■ Instruction: Without the pictures, repeat the listing character for character.

■ Exercise data:
--
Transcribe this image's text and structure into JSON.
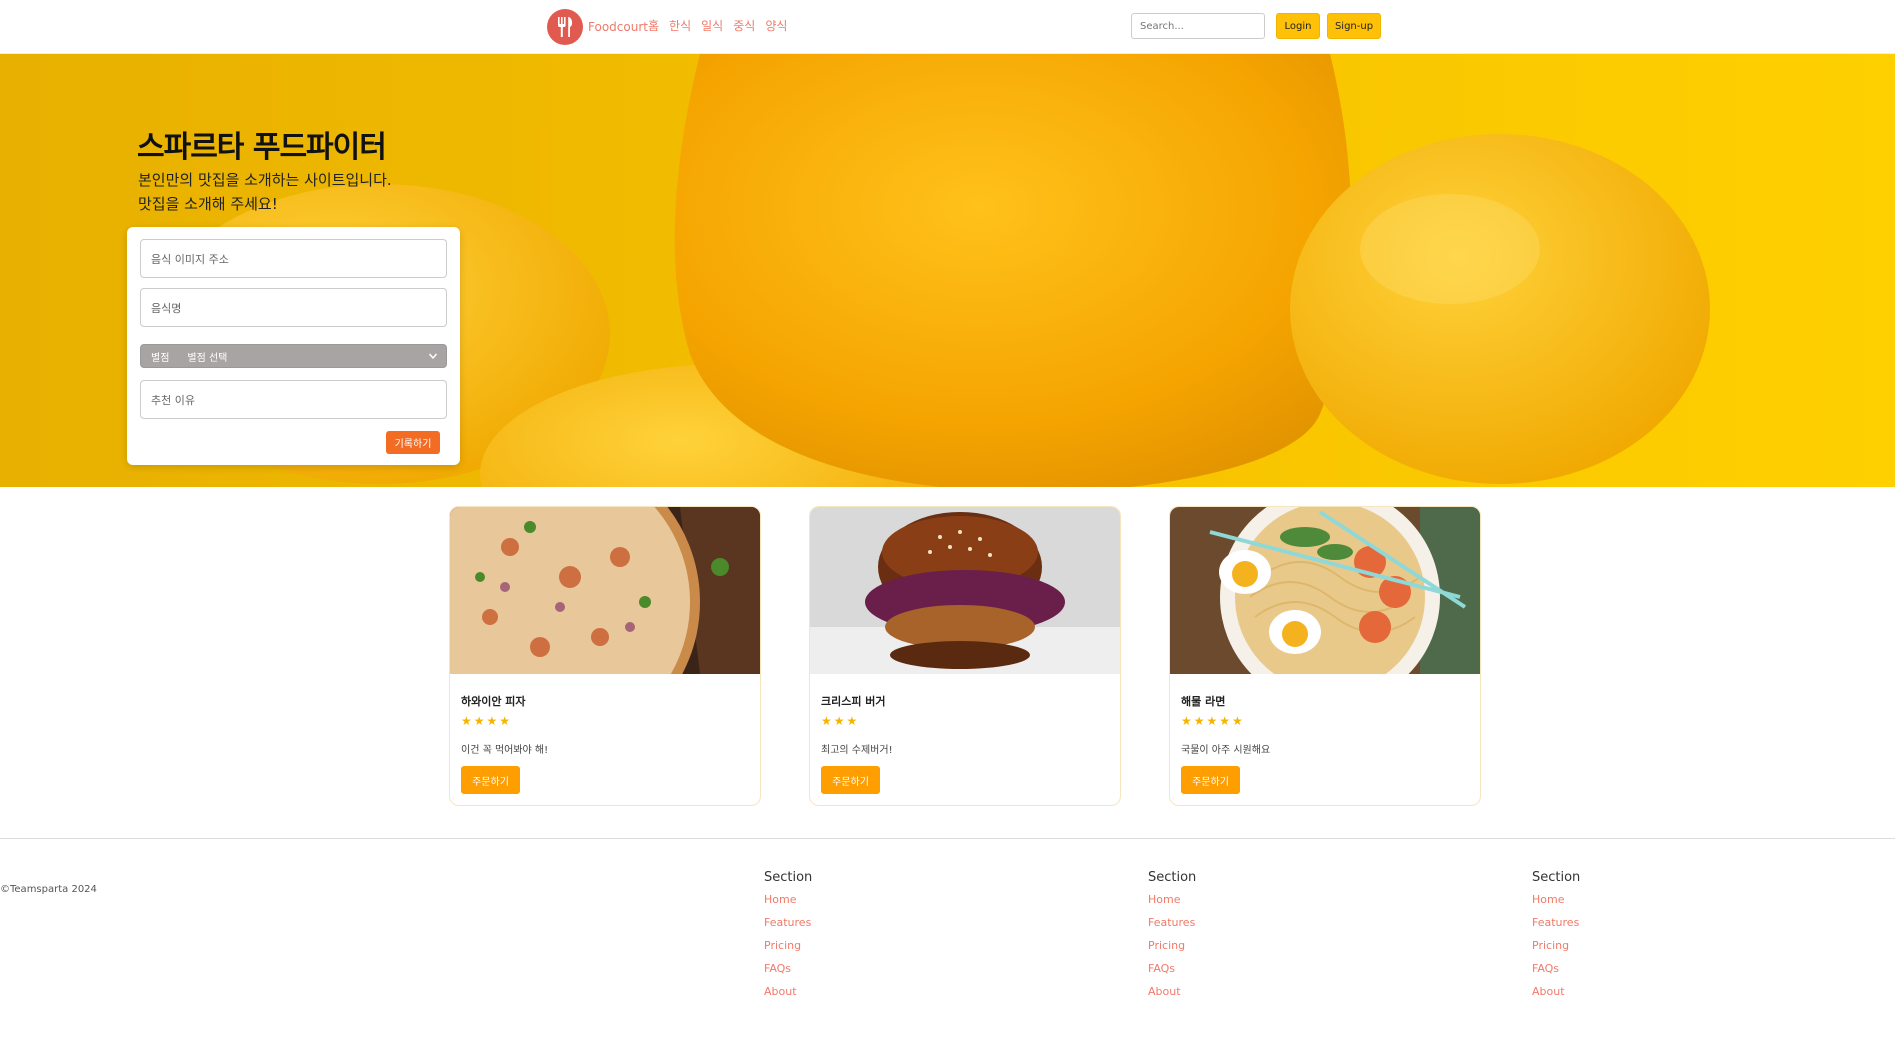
{
  "nav": {
    "brand": "Foodcourt",
    "links": [
      "홈",
      "한식",
      "일식",
      "중식",
      "양식"
    ],
    "search_placeholder": "Search...",
    "login": "Login",
    "signup": "Sign-up"
  },
  "hero": {
    "title": "스파르타 푸드파이터",
    "subtitle_line1": "본인만의 맛집을 소개하는 사이트입니다.",
    "subtitle_line2": "맛집을 소개해 주세요!"
  },
  "form": {
    "image_placeholder": "음식 이미지 주소",
    "name_placeholder": "음식명",
    "rating_label": "별점",
    "rating_selected": "별점 선택",
    "reason_placeholder": "추천 이유",
    "submit": "기록하기"
  },
  "cards": [
    {
      "title": "하와이안 피자",
      "stars": "★★★★",
      "desc": "이건 꼭 먹어봐야 해!",
      "button": "주문하기",
      "rating": 4
    },
    {
      "title": "크리스피 버거",
      "stars": "★★★",
      "desc": "최고의 수제버거!",
      "button": "주문하기",
      "rating": 3
    },
    {
      "title": "해물 라면",
      "stars": "★★★★★",
      "desc": "국물이 아주 시원해요",
      "button": "주문하기",
      "rating": 5
    }
  ],
  "footer": {
    "copyright": "©Teamsparta 2024",
    "sections": [
      {
        "heading": "Section",
        "links": [
          "Home",
          "Features",
          "Pricing",
          "FAQs",
          "About"
        ]
      },
      {
        "heading": "Section",
        "links": [
          "Home",
          "Features",
          "Pricing",
          "FAQs",
          "About"
        ]
      },
      {
        "heading": "Section",
        "links": [
          "Home",
          "Features",
          "Pricing",
          "FAQs",
          "About"
        ]
      }
    ]
  },
  "colors": {
    "accent": "#f07a6a",
    "yellow": "#ffc107",
    "orange": "#ff9e00",
    "record": "#f36c24"
  }
}
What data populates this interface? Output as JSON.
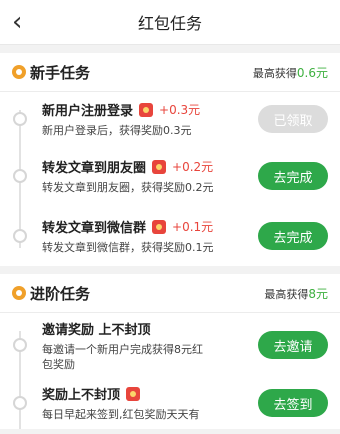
{
  "header": {
    "back_icon": "chevron-left-icon",
    "title": "红包任务"
  },
  "sections": [
    {
      "title": "新手任务",
      "reward_label": "最高获得",
      "reward_value": "0.6元",
      "tasks": [
        {
          "title": "新用户注册登录",
          "bonus": "+0.3元",
          "desc": "新用户登录后，获得奖励0.3元",
          "button": "已领取",
          "disabled": true
        },
        {
          "title": "转发文章到朋友圈",
          "bonus": "+0.2元",
          "desc": "转发文章到朋友圈，获得奖励0.2元",
          "button": "去完成",
          "disabled": false
        },
        {
          "title": "转发文章到微信群",
          "bonus": "+0.1元",
          "desc": "转发文章到微信群，获得奖励0.1元",
          "button": "去完成",
          "disabled": false
        }
      ]
    },
    {
      "title": "进阶任务",
      "reward_label": "最高获得",
      "reward_value": "8元",
      "tasks": [
        {
          "title": "邀请奖励 上不封顶",
          "bonus": "",
          "desc": "每邀请一个新用户完成获得8元红包奖励",
          "button": "去邀请",
          "disabled": false
        },
        {
          "title": "奖励上不封顶",
          "bonus": "",
          "desc": "每日早起来签到,红包奖励天天有",
          "button": "去签到",
          "disabled": false
        }
      ]
    }
  ],
  "colors": {
    "accent": "#2ea84a",
    "bonus": "#e8453c",
    "section_icon": "#f0a02a"
  }
}
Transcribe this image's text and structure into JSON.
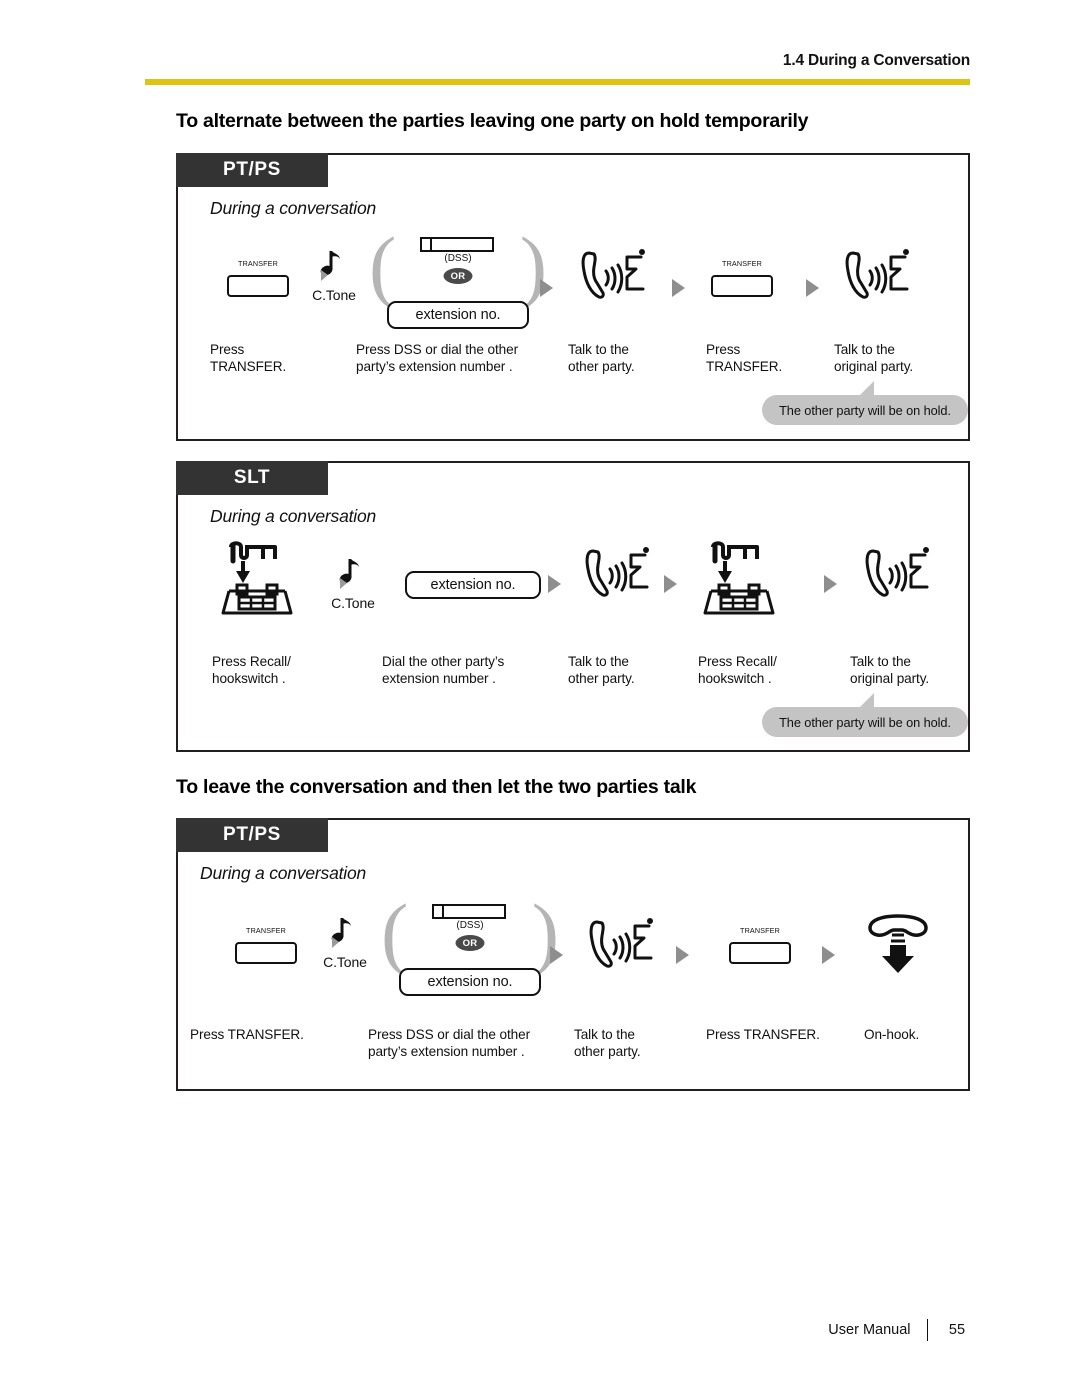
{
  "header": {
    "section_title": "1.4 During a Conversation",
    "rule_color": "#dcc410"
  },
  "footer": {
    "manual_label": "User Manual",
    "page_number": "55"
  },
  "sections": [
    {
      "heading": "To alternate between the parties leaving one party on hold temporarily",
      "diagrams": [
        {
          "phone_type": "PT/PS",
          "state_label": "During a conversation",
          "steps": [
            {
              "icon": "transfer-key-icon",
              "key_label": "TRANSFER",
              "caption": "Press\nTRANSFER."
            },
            {
              "icon": "confirmation-tone-icon",
              "tone_label": "C.Tone",
              "caption": ""
            },
            {
              "icon": "dss-or-extension-icon",
              "dss_label": "(DSS)",
              "or_label": "OR",
              "extension_label": "extension no.",
              "caption": "Press DSS or dial the other\nparty’s extension number   ."
            },
            {
              "icon": "talk-handset-icon",
              "caption": "Talk to the\nother party."
            },
            {
              "icon": "transfer-key-icon",
              "key_label": "TRANSFER",
              "caption": "Press\nTRANSFER."
            },
            {
              "icon": "talk-handset-icon",
              "caption": "Talk to the\noriginal party."
            }
          ],
          "callout": "The other party will be on hold."
        },
        {
          "phone_type": "SLT",
          "state_label": "During a conversation",
          "steps": [
            {
              "icon": "hookswitch-icon",
              "caption": "Press Recall/\nhookswitch  ."
            },
            {
              "icon": "confirmation-tone-icon",
              "tone_label": "C.Tone",
              "caption": ""
            },
            {
              "icon": "extension-no-icon",
              "extension_label": "extension no.",
              "caption": "Dial the other party’s\nextension number   ."
            },
            {
              "icon": "talk-handset-icon",
              "caption": "Talk to the\nother party."
            },
            {
              "icon": "hookswitch-icon",
              "caption": "Press Recall/\nhookswitch  ."
            },
            {
              "icon": "talk-handset-icon",
              "caption": "Talk to the\noriginal party."
            }
          ],
          "callout": "The other party will be on hold."
        }
      ]
    },
    {
      "heading": "To leave the conversation and then let the two parties talk",
      "diagrams": [
        {
          "phone_type": "PT/PS",
          "state_label": "During a conversation",
          "steps": [
            {
              "icon": "transfer-key-icon",
              "key_label": "TRANSFER",
              "caption": "Press TRANSFER."
            },
            {
              "icon": "confirmation-tone-icon",
              "tone_label": "C.Tone",
              "caption": ""
            },
            {
              "icon": "dss-or-extension-icon",
              "dss_label": "(DSS)",
              "or_label": "OR",
              "extension_label": "extension no.",
              "caption": "Press DSS or dial the other\nparty’s extension number   ."
            },
            {
              "icon": "talk-handset-icon",
              "caption": "Talk to the\nother party."
            },
            {
              "icon": "transfer-key-icon",
              "key_label": "TRANSFER",
              "caption": "Press TRANSFER."
            },
            {
              "icon": "on-hook-icon",
              "caption": "On-hook."
            }
          ],
          "callout": null
        }
      ]
    }
  ]
}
--
■ Expected answer:
Transcribe this image's text and structure into JSON.
{
  "nav": {
    "brand": "Foodcourt",
    "links": [
      "홈",
      "한식",
      "일식",
      "중식",
      "양식"
    ],
    "search_placeholder": "Search...",
    "login": "Login",
    "signup": "Sign-up"
  },
  "hero": {
    "title": "스파르타 푸드파이터",
    "subtitle_line1": "본인만의 맛집을 소개하는 사이트입니다.",
    "subtitle_line2": "맛집을 소개해 주세요!"
  },
  "form": {
    "image_placeholder": "음식 이미지 주소",
    "name_placeholder": "음식명",
    "rating_label": "별점",
    "rating_selected": "별점 선택",
    "reason_placeholder": "추천 이유",
    "submit": "기록하기"
  },
  "cards": [
    {
      "title": "하와이안 피자",
      "stars": "★★★★",
      "desc": "이건 꼭 먹어봐야 해!",
      "button": "주문하기",
      "rating": 4
    },
    {
      "title": "크리스피 버거",
      "stars": "★★★",
      "desc": "최고의 수제버거!",
      "button": "주문하기",
      "rating": 3
    },
    {
      "title": "해물 라면",
      "stars": "★★★★★",
      "desc": "국물이 아주 시원해요",
      "button": "주문하기",
      "rating": 5
    }
  ],
  "footer": {
    "copyright": "©Teamsparta 2024",
    "sections": [
      {
        "heading": "Section",
        "links": [
          "Home",
          "Features",
          "Pricing",
          "FAQs",
          "About"
        ]
      },
      {
        "heading": "Section",
        "links": [
          "Home",
          "Features",
          "Pricing",
          "FAQs",
          "About"
        ]
      },
      {
        "heading": "Section",
        "links": [
          "Home",
          "Features",
          "Pricing",
          "FAQs",
          "About"
        ]
      }
    ]
  },
  "colors": {
    "accent": "#f07a6a",
    "yellow": "#ffc107",
    "orange": "#ff9e00",
    "record": "#f36c24"
  }
}
What data populates this interface? Output as JSON.
{
  "header": {
    "back_icon": "chevron-left-icon",
    "title": "红包任务"
  },
  "sections": [
    {
      "title": "新手任务",
      "reward_label": "最高获得",
      "reward_value": "0.6元",
      "tasks": [
        {
          "title": "新用户注册登录",
          "bonus": "+0.3元",
          "desc": "新用户登录后，获得奖励0.3元",
          "button": "已领取",
          "disabled": true
        },
        {
          "title": "转发文章到朋友圈",
          "bonus": "+0.2元",
          "desc": "转发文章到朋友圈，获得奖励0.2元",
          "button": "去完成",
          "disabled": false
        },
        {
          "title": "转发文章到微信群",
          "bonus": "+0.1元",
          "desc": "转发文章到微信群，获得奖励0.1元",
          "button": "去完成",
          "disabled": false
        }
      ]
    },
    {
      "title": "进阶任务",
      "reward_label": "最高获得",
      "reward_value": "8元",
      "tasks": [
        {
          "title": "邀请奖励 上不封顶",
          "bonus": "",
          "desc": "每邀请一个新用户完成获得8元红包奖励",
          "button": "去邀请",
          "disabled": false
        },
        {
          "title": "奖励上不封顶",
          "bonus": "",
          "desc": "每日早起来签到,红包奖励天天有",
          "button": "去签到",
          "disabled": false
        }
      ]
    }
  ],
  "colors": {
    "accent": "#2ea84a",
    "bonus": "#e8453c",
    "section_icon": "#f0a02a"
  }
}
Transcribe this image's text and structure into JSON.
{
  "header": {
    "section_title": "1.4 During a Conversation",
    "rule_color": "#dcc410"
  },
  "footer": {
    "manual_label": "User Manual",
    "page_number": "55"
  },
  "sections": [
    {
      "heading": "To alternate between the parties leaving one party on hold temporarily",
      "diagrams": [
        {
          "phone_type": "PT/PS",
          "state_label": "During a conversation",
          "steps": [
            {
              "icon": "transfer-key-icon",
              "key_label": "TRANSFER",
              "caption": "Press\nTRANSFER."
            },
            {
              "icon": "confirmation-tone-icon",
              "tone_label": "C.Tone",
              "caption": ""
            },
            {
              "icon": "dss-or-extension-icon",
              "dss_label": "(DSS)",
              "or_label": "OR",
              "extension_label": "extension no.",
              "caption": "Press DSS or dial the other\nparty’s extension number   ."
            },
            {
              "icon": "talk-handset-icon",
              "caption": "Talk to the\nother party."
            },
            {
              "icon": "transfer-key-icon",
              "key_label": "TRANSFER",
              "caption": "Press\nTRANSFER."
            },
            {
              "icon": "talk-handset-icon",
              "caption": "Talk to the\noriginal party."
            }
          ],
          "callout": "The other party will be on hold."
        },
        {
          "phone_type": "SLT",
          "state_label": "During a conversation",
          "steps": [
            {
              "icon": "hookswitch-icon",
              "caption": "Press Recall/\nhookswitch  ."
            },
            {
              "icon": "confirmation-tone-icon",
              "tone_label": "C.Tone",
              "caption": ""
            },
            {
              "icon": "extension-no-icon",
              "extension_label": "extension no.",
              "caption": "Dial the other party’s\nextension number   ."
            },
            {
              "icon": "talk-handset-icon",
              "caption": "Talk to the\nother party."
            },
            {
              "icon": "hookswitch-icon",
              "caption": "Press Recall/\nhookswitch  ."
            },
            {
              "icon": "talk-handset-icon",
              "caption": "Talk to the\noriginal party."
            }
          ],
          "callout": "The other party will be on hold."
        }
      ]
    },
    {
      "heading": "To leave the conversation and then let the two parties talk",
      "diagrams": [
        {
          "phone_type": "PT/PS",
          "state_label": "During a conversation",
          "steps": [
            {
              "icon": "transfer-key-icon",
              "key_label": "TRANSFER",
              "caption": "Press TRANSFER."
            },
            {
              "icon": "confirmation-tone-icon",
              "tone_label": "C.Tone",
              "caption": ""
            },
            {
              "icon": "dss-or-extension-icon",
              "dss_label": "(DSS)",
              "or_label": "OR",
              "extension_label": "extension no.",
              "caption": "Press DSS or dial the other\nparty’s extension number   ."
            },
            {
              "icon": "talk-handset-icon",
              "caption": "Talk to the\nother party."
            },
            {
              "icon": "transfer-key-icon",
              "key_label": "TRANSFER",
              "caption": "Press TRANSFER."
            },
            {
              "icon": "on-hook-icon",
              "caption": "On-hook."
            }
          ],
          "callout": null
        }
      ]
    }
  ]
}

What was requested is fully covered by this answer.